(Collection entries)
Begin

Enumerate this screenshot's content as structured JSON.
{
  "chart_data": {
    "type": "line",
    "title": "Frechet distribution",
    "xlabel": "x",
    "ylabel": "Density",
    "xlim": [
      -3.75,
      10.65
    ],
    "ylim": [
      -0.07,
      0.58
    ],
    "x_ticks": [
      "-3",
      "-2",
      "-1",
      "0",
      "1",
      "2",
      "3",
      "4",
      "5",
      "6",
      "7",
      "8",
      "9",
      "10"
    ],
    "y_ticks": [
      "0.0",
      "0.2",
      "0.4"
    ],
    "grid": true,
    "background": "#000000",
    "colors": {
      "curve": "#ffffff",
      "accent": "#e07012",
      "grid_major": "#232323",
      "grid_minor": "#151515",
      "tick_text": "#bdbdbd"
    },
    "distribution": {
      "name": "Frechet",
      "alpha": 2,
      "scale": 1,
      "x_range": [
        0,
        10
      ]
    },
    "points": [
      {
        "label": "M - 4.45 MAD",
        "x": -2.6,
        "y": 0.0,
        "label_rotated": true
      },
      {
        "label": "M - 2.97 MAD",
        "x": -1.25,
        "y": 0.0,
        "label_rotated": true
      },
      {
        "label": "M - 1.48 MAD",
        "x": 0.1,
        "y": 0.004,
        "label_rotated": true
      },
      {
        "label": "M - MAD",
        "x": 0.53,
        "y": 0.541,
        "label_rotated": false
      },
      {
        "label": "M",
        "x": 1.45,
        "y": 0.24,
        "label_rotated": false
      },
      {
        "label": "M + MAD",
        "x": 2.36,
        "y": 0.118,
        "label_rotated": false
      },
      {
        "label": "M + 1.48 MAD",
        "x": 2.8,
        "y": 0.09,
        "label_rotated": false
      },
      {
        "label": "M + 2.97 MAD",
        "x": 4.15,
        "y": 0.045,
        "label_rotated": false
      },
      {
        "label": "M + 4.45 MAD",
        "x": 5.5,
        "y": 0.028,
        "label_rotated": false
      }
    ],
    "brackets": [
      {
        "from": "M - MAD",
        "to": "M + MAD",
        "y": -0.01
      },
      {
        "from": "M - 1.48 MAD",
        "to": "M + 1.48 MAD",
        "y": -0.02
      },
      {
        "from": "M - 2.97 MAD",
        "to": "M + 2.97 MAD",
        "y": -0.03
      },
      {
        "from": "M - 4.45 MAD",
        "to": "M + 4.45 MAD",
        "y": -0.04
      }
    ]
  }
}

End

• [Work to complete] Find and count the lines of the data that include the string "from", and report that figure by itself.

• [Answer for the task] 4